■ Task to carry out
Rewrite the records from the line with "133, 321, 142]" to the line with "260, 373, 268]", changing "pane-maximize-button" to "pane-expand-button" and leaving everything else as it is. Output only those lines.

■ Raw records
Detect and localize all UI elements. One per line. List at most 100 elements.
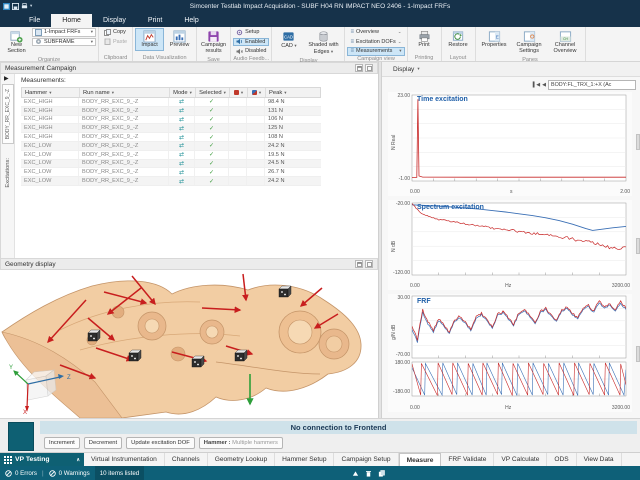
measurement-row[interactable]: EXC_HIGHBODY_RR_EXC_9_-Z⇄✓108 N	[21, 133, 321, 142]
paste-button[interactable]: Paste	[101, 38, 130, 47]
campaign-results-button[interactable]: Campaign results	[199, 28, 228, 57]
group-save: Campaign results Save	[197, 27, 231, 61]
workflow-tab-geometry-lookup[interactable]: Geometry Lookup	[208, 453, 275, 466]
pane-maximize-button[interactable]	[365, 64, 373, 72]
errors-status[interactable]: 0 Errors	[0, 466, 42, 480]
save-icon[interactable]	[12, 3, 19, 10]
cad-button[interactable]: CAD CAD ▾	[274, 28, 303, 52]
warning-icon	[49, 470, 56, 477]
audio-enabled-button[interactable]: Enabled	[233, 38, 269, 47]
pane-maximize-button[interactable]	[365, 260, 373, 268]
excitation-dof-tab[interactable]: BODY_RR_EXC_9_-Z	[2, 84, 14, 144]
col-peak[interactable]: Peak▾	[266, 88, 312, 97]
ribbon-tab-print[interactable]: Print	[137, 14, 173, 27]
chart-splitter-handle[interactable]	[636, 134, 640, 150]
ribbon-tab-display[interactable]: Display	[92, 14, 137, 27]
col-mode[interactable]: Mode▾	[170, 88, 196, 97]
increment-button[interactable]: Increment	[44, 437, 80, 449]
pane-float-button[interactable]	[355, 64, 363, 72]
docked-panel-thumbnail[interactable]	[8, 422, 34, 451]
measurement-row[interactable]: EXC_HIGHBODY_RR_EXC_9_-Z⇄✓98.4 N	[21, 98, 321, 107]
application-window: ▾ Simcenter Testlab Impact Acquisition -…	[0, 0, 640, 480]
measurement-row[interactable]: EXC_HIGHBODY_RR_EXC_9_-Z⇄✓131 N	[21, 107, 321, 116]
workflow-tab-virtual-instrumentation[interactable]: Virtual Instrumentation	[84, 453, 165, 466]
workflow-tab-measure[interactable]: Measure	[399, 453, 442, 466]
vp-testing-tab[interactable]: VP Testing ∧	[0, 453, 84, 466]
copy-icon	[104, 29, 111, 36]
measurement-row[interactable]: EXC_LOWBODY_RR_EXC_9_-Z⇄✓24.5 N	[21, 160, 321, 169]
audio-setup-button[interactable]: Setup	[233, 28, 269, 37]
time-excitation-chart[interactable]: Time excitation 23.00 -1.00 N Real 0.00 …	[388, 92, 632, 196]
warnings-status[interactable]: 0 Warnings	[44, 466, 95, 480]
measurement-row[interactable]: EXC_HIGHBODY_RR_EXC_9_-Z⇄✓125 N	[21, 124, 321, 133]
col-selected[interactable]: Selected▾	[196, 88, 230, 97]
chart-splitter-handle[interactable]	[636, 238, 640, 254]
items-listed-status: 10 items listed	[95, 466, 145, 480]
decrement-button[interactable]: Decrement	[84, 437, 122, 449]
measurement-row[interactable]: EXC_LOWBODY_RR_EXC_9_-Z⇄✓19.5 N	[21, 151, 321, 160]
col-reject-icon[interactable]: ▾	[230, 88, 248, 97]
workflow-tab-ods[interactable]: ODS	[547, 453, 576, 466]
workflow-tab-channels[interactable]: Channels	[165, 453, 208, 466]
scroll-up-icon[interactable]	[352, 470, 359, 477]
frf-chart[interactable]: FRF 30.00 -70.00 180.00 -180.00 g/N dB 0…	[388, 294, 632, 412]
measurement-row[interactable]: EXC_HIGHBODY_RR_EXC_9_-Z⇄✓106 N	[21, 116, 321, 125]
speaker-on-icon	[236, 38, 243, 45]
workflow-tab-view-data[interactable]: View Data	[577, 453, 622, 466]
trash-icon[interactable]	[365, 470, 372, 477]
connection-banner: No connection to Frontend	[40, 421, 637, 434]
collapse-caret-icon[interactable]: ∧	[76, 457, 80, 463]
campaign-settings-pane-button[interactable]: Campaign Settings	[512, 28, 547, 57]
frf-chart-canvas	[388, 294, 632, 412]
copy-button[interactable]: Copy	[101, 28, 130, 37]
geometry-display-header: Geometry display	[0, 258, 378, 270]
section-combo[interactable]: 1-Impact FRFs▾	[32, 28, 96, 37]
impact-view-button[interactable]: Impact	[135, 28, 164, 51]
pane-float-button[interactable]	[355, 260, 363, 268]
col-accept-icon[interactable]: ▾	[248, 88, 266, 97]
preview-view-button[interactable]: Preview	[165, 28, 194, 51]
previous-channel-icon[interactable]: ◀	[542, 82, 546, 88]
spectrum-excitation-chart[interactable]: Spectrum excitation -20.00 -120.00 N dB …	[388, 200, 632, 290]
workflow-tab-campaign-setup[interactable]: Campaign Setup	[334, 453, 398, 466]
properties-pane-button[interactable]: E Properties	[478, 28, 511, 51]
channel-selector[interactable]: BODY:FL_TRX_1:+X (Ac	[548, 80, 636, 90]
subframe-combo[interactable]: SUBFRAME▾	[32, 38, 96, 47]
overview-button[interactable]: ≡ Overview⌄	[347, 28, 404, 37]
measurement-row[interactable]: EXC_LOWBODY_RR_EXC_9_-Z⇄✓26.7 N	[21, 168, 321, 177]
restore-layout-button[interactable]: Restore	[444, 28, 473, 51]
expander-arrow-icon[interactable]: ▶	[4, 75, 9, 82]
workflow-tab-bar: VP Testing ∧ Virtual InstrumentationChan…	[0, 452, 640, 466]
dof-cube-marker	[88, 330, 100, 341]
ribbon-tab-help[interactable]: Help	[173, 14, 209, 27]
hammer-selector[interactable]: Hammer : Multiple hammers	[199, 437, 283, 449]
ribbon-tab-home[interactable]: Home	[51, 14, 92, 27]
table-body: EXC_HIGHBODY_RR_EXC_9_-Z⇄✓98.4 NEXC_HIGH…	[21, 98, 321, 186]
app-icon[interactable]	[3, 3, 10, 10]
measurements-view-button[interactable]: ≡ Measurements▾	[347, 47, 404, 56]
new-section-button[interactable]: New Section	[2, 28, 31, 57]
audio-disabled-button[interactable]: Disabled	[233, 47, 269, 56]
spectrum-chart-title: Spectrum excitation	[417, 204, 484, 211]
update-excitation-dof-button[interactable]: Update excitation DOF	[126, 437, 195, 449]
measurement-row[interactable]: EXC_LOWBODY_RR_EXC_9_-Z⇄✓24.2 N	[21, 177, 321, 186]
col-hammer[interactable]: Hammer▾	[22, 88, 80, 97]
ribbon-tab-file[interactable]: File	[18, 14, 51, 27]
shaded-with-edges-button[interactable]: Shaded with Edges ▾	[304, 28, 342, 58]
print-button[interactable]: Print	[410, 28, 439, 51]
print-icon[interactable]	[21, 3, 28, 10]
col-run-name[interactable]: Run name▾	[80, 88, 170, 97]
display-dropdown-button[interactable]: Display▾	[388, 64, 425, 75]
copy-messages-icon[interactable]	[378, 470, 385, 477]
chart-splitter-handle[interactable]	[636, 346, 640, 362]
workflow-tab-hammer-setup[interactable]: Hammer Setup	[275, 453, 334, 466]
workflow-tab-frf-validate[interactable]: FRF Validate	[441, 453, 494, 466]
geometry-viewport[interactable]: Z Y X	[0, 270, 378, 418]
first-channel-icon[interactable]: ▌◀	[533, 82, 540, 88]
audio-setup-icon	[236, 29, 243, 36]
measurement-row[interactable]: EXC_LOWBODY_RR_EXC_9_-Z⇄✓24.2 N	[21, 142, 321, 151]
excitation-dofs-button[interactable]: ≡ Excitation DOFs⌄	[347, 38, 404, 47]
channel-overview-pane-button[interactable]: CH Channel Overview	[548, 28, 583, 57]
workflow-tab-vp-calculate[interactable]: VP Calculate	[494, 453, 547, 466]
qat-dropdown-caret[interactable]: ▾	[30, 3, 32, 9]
...
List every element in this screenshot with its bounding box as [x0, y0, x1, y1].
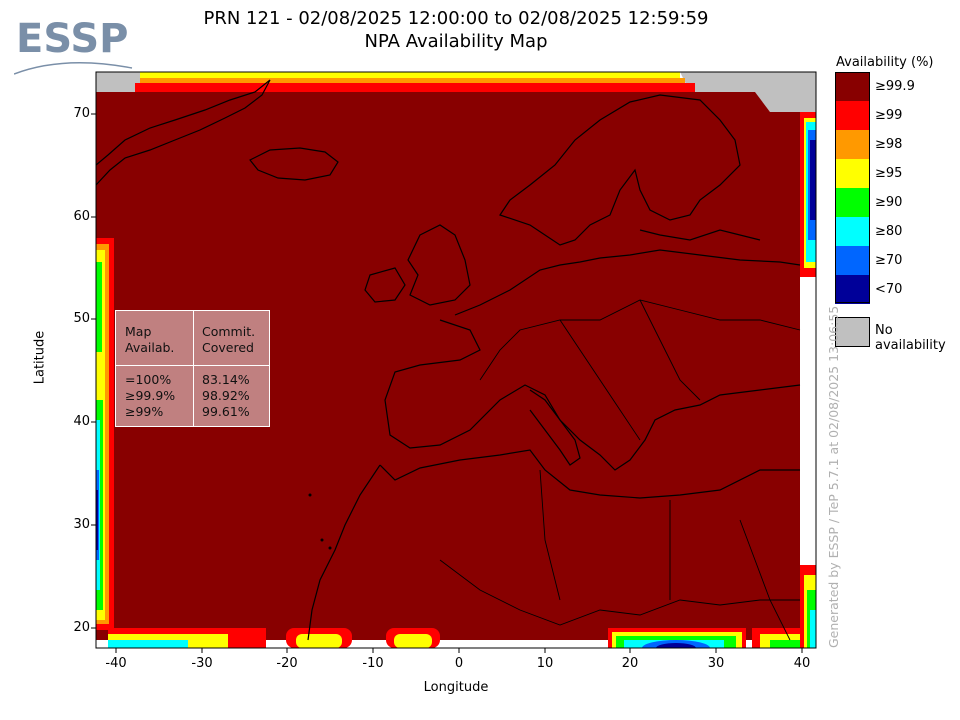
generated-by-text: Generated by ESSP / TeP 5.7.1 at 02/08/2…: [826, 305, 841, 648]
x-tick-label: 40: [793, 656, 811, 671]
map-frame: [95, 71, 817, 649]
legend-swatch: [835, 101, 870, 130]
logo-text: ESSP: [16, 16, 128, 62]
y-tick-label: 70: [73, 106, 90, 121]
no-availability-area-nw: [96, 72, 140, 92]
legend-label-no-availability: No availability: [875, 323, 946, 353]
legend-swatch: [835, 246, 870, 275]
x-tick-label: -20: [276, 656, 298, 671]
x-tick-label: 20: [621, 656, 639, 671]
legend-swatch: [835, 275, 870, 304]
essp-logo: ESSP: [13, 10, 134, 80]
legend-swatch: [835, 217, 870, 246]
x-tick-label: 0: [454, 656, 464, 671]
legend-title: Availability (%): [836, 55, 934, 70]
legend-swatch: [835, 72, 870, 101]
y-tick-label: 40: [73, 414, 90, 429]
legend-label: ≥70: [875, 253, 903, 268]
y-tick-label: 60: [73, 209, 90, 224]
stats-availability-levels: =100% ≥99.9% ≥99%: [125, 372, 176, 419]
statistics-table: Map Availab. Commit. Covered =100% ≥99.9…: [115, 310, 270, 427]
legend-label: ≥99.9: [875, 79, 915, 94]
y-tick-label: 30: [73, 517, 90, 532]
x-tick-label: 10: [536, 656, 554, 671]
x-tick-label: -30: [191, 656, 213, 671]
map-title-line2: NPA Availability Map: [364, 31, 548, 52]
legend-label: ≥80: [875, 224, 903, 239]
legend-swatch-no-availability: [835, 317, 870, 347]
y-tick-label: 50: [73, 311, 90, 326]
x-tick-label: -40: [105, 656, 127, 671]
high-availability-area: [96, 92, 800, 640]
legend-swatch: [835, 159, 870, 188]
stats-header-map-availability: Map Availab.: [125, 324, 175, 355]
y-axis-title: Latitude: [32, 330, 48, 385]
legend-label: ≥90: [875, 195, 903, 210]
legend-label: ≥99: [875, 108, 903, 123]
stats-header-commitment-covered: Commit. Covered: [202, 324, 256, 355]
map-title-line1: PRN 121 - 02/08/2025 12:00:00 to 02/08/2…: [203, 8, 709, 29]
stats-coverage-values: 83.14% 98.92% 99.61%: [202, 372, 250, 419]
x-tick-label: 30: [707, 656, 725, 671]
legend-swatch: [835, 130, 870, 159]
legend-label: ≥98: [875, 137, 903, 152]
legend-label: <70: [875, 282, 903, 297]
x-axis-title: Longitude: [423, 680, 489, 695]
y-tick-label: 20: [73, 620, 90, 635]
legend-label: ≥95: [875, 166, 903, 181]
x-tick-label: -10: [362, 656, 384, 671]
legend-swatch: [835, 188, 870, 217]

■ Solution to this exercise
measurement-row[interactable]: EXC_HIGHBODY_RR_EXC_9_-Z⇄✓108 N	[21, 133, 321, 142]
paste-button[interactable]: Paste	[101, 38, 130, 47]
campaign-results-button[interactable]: Campaign results	[199, 28, 228, 57]
group-save: Campaign results Save	[197, 27, 231, 61]
workflow-tab-geometry-lookup[interactable]: Geometry Lookup	[208, 453, 275, 466]
pane-expand-button[interactable]	[365, 64, 373, 72]
errors-status[interactable]: 0 Errors	[0, 466, 42, 480]
save-icon[interactable]	[12, 3, 19, 10]
cad-button[interactable]: CAD CAD ▾	[274, 28, 303, 52]
warning-icon	[49, 470, 56, 477]
audio-enabled-button[interactable]: Enabled	[233, 38, 269, 47]
pane-expand-button[interactable]	[365, 260, 373, 268]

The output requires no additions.